_WORK REQUIRED_
Copy out the listing that follows exactly, dropping every picture.

========

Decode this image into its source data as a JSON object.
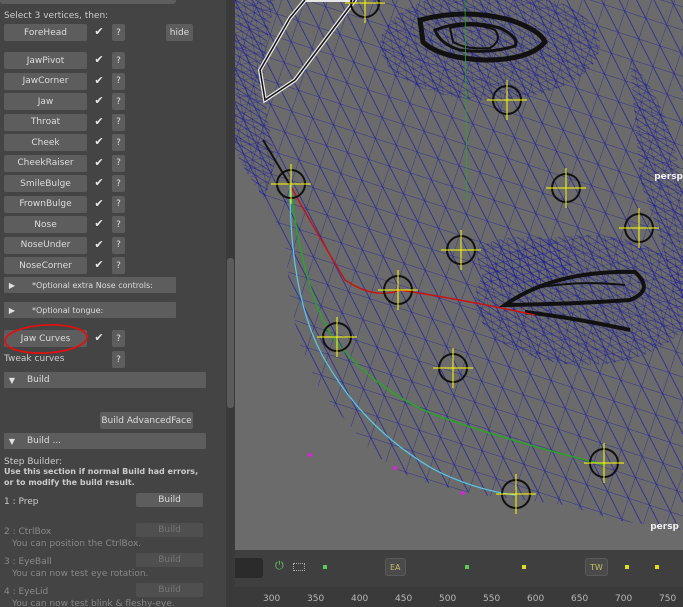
{
  "panel": {
    "select_text": "Select 3 vertices, then:",
    "forehead": {
      "label": "ForeHead",
      "help": "?",
      "hide": "hide"
    },
    "check_glyph": "✔",
    "rows": [
      {
        "label": "JawPivot",
        "help": "?"
      },
      {
        "label": "JawCorner",
        "help": "?"
      },
      {
        "label": "Jaw",
        "help": "?"
      },
      {
        "label": "Throat",
        "help": "?"
      },
      {
        "label": "Cheek",
        "help": "?"
      },
      {
        "label": "CheekRaiser",
        "help": "?"
      },
      {
        "label": "SmileBulge",
        "help": "?"
      },
      {
        "label": "FrownBulge",
        "help": "?"
      },
      {
        "label": "Nose",
        "help": "?"
      },
      {
        "label": "NoseUnder",
        "help": "?"
      },
      {
        "label": "NoseCorner",
        "help": "?"
      }
    ],
    "optional_nose": "*Optional extra Nose controls:",
    "optional_tongue": "*Optional tongue:",
    "jaw_curves": {
      "label": "Jaw Curves",
      "help": "?"
    },
    "tweak_curves": {
      "label": "Tweak curves",
      "help": "?"
    },
    "build_section": "Build",
    "build_advanced": "Build AdvancedFace",
    "build_dots_section": "Build ...",
    "step_builder": "Step Builder:",
    "step_note1": "Use this section if normal Build had errors,",
    "step_note2": "or to modify the build result.",
    "steps": [
      {
        "label": "1 : Prep",
        "button": "Build",
        "note": ""
      },
      {
        "label": "2 : CtrlBox",
        "button": "Build",
        "note": "You can position the CtrlBox."
      },
      {
        "label": "3 : EyeBall",
        "button": "Build",
        "note": "You can now test eye rotation."
      },
      {
        "label": "4 : EyeLid",
        "button": "Build",
        "note": "You can now test blink & fleshy-eye."
      }
    ]
  },
  "viewport": {
    "camera_label": "persp",
    "camera_label_partial": "persp"
  },
  "timeline": {
    "tag_ea": "EA",
    "tag_tw": "TW",
    "power_icon": "⏻"
  },
  "ruler": {
    "ticks": [
      "300",
      "350",
      "400",
      "450",
      "500",
      "550",
      "600",
      "650",
      "700",
      "750"
    ]
  },
  "colors": {
    "jaw_curve_highlight": "#cc1111",
    "wire": "#1a1a9a",
    "marker": "#ffff00"
  }
}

========

_FINAL RESULT_
Decode this image into its source data as a JSON object.
{
  "panel": {
    "select_text": "Select 3 vertices, then:",
    "forehead": {
      "label": "ForeHead",
      "help": "?",
      "hide": "hide"
    },
    "check_glyph": "✔",
    "rows": [
      {
        "label": "JawPivot",
        "help": "?"
      },
      {
        "label": "JawCorner",
        "help": "?"
      },
      {
        "label": "Jaw",
        "help": "?"
      },
      {
        "label": "Throat",
        "help": "?"
      },
      {
        "label": "Cheek",
        "help": "?"
      },
      {
        "label": "CheekRaiser",
        "help": "?"
      },
      {
        "label": "SmileBulge",
        "help": "?"
      },
      {
        "label": "FrownBulge",
        "help": "?"
      },
      {
        "label": "Nose",
        "help": "?"
      },
      {
        "label": "NoseUnder",
        "help": "?"
      },
      {
        "label": "NoseCorner",
        "help": "?"
      }
    ],
    "optional_nose": "*Optional extra Nose controls:",
    "optional_tongue": "*Optional tongue:",
    "jaw_curves": {
      "label": "Jaw Curves",
      "help": "?"
    },
    "tweak_curves": {
      "label": "Tweak curves",
      "help": "?"
    },
    "build_section": "Build",
    "build_advanced": "Build AdvancedFace",
    "build_dots_section": "Build ...",
    "step_builder": "Step Builder:",
    "step_note1": "Use this section if normal Build had errors,",
    "step_note2": "or to modify the build result.",
    "steps": [
      {
        "label": "1 : Prep",
        "button": "Build",
        "note": ""
      },
      {
        "label": "2 : CtrlBox",
        "button": "Build",
        "note": "You can position the CtrlBox."
      },
      {
        "label": "3 : EyeBall",
        "button": "Build",
        "note": "You can now test eye rotation."
      },
      {
        "label": "4 : EyeLid",
        "button": "Build",
        "note": "You can now test blink & fleshy-eye."
      }
    ]
  },
  "viewport": {
    "camera_label": "persp",
    "camera_label_partial": "persp"
  },
  "timeline": {
    "tag_ea": "EA",
    "tag_tw": "TW",
    "power_icon": "⏻"
  },
  "ruler": {
    "ticks": [
      "300",
      "350",
      "400",
      "450",
      "500",
      "550",
      "600",
      "650",
      "700",
      "750"
    ]
  },
  "colors": {
    "jaw_curve_highlight": "#cc1111",
    "wire": "#1a1a9a",
    "marker": "#ffff00"
  }
}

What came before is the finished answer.